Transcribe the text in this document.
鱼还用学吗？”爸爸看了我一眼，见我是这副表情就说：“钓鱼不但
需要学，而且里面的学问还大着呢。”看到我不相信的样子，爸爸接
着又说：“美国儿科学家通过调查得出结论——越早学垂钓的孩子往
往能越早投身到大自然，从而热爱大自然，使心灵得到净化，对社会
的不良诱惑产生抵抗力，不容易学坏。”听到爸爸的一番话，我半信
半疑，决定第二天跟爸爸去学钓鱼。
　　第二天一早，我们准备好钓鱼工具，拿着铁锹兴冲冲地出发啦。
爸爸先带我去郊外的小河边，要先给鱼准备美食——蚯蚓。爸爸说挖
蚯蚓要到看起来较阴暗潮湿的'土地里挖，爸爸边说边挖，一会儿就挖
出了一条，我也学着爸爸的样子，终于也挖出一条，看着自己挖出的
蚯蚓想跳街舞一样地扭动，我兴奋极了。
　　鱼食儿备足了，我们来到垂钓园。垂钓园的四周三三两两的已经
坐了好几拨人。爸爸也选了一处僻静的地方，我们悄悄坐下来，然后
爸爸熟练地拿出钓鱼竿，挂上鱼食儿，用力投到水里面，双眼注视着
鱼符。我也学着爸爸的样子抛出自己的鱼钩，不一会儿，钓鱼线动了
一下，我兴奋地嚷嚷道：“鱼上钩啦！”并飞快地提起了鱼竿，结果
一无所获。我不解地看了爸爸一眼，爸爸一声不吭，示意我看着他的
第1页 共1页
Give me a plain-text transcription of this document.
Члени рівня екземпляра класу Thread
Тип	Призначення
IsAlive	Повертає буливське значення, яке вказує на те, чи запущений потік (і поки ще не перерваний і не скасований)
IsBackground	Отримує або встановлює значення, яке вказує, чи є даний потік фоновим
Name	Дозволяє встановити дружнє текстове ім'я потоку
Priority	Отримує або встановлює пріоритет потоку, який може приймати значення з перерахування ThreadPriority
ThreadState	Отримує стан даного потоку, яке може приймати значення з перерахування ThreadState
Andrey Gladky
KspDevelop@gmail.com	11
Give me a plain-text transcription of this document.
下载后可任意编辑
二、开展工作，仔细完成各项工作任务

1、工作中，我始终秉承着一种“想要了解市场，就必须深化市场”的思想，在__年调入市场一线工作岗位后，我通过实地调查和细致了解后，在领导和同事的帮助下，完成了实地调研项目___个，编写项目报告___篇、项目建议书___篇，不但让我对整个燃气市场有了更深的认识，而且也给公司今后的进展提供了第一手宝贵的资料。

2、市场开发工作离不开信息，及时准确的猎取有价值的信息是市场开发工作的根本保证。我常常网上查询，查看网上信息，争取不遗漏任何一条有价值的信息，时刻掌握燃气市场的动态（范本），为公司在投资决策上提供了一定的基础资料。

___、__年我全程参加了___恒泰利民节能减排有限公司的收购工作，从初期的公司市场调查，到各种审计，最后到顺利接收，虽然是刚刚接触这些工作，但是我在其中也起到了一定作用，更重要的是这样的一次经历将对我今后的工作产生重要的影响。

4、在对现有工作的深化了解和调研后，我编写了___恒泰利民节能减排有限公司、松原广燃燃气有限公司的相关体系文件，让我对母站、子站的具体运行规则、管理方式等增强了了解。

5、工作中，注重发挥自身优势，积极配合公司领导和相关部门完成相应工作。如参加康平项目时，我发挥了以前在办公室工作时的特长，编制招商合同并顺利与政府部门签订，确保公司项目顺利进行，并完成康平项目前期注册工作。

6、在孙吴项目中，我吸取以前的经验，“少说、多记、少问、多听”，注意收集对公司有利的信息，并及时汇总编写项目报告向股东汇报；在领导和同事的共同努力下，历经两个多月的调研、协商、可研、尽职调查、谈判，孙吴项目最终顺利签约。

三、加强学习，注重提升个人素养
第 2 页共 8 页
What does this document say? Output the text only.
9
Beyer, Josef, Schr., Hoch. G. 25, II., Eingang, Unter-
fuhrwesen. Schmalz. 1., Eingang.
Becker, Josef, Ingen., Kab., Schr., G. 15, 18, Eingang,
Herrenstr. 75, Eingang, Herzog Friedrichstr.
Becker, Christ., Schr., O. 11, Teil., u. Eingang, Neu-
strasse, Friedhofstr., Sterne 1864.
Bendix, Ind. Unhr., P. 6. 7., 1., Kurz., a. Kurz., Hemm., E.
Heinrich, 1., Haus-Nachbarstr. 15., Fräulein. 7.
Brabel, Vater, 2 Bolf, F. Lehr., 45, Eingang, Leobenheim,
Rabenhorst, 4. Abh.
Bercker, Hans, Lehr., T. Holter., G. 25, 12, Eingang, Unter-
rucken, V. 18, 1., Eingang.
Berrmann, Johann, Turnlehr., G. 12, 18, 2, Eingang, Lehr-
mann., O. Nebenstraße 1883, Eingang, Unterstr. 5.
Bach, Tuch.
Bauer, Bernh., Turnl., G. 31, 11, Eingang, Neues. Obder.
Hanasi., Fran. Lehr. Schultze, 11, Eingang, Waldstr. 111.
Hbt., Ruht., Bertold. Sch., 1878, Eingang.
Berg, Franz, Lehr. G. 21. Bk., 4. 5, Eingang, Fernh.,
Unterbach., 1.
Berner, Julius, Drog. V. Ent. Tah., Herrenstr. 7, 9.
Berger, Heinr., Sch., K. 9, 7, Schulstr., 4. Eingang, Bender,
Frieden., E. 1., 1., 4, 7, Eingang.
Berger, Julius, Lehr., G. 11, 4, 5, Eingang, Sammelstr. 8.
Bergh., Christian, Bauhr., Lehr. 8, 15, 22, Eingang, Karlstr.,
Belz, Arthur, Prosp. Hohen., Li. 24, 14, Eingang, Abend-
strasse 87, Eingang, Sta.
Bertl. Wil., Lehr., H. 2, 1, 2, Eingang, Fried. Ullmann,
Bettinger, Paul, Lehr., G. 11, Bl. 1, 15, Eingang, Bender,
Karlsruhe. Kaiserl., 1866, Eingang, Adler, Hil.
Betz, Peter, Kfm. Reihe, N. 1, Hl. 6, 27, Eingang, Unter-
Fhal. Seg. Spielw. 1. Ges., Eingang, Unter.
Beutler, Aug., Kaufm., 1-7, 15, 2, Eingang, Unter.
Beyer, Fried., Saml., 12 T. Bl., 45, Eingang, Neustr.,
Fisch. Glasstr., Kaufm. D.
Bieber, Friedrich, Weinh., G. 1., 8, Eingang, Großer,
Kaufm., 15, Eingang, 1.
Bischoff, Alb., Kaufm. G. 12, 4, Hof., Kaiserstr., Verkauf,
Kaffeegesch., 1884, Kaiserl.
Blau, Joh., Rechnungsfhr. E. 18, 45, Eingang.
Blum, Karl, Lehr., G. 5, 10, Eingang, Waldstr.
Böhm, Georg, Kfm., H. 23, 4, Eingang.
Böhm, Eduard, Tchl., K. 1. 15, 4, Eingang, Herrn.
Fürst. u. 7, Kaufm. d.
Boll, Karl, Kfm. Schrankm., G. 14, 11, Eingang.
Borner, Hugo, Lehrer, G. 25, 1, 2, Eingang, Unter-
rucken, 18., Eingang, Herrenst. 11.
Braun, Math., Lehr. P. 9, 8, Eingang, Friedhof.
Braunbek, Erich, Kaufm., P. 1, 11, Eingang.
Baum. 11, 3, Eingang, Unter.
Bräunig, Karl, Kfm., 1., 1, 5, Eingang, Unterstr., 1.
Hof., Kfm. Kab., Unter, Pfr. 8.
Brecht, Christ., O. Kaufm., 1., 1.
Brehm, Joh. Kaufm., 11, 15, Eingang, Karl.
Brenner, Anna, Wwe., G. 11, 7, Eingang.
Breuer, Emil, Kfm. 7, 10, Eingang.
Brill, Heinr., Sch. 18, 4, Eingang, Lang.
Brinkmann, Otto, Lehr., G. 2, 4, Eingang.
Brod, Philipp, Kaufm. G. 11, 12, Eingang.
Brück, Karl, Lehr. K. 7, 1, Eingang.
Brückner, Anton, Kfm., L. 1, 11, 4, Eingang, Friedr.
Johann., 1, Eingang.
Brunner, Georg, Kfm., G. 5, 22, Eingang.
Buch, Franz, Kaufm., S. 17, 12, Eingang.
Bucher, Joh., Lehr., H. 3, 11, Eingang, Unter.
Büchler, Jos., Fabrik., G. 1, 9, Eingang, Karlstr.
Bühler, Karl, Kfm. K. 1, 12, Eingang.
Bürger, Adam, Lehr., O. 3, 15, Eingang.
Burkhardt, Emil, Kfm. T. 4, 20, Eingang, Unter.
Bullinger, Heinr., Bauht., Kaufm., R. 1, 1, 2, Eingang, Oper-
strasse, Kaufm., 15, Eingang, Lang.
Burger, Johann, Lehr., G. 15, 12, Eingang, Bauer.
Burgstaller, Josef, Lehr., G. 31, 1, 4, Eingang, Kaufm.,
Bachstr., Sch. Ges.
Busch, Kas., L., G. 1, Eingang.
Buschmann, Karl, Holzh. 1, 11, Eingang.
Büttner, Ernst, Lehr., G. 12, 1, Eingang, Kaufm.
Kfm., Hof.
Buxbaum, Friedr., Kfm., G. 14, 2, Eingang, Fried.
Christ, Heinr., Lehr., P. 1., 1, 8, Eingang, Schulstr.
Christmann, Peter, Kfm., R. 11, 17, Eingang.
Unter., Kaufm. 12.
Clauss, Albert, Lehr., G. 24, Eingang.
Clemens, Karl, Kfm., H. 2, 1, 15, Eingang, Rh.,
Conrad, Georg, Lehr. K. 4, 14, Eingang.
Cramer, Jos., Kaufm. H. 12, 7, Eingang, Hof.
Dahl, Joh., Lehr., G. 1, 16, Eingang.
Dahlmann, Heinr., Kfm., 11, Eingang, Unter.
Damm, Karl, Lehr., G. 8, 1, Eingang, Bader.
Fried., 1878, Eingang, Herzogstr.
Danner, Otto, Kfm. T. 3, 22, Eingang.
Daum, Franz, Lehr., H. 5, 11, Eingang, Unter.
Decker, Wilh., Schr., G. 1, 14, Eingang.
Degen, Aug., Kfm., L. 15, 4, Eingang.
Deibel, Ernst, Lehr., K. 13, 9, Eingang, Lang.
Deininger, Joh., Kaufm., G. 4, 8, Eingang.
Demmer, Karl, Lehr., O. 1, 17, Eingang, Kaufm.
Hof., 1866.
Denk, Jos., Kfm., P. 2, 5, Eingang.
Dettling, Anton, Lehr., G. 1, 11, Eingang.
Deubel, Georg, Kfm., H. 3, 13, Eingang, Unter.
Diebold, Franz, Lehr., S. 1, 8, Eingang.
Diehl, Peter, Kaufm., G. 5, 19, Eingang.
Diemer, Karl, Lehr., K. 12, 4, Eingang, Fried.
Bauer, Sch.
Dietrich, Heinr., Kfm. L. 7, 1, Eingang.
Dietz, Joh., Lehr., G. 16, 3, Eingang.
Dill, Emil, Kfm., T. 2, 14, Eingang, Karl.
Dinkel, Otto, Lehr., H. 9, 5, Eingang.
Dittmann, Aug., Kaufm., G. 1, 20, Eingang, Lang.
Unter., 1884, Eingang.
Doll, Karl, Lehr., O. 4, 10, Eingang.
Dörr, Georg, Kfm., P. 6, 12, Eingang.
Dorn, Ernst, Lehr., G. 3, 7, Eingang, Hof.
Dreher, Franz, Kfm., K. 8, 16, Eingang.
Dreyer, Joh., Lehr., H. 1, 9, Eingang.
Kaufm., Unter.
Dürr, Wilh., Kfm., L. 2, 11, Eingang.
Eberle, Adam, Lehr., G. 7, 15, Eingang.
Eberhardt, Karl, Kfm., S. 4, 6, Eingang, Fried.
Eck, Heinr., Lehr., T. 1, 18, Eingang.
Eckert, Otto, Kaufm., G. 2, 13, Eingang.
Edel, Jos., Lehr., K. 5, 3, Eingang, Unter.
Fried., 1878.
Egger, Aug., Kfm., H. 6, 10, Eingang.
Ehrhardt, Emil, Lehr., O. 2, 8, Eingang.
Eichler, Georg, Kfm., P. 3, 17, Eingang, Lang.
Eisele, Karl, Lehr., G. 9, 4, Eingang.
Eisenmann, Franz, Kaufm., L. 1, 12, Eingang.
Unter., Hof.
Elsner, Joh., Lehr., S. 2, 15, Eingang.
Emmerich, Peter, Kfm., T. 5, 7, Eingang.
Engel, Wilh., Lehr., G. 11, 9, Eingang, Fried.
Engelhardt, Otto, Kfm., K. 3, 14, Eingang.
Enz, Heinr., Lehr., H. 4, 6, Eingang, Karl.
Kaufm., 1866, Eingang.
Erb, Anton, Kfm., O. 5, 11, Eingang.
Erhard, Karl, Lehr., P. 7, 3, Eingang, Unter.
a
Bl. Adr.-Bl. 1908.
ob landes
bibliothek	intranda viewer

◆ **Directions**:
Of all the lines in the listing above, how many include "потоку"? Write only the number.

◆ **Task solution**:
3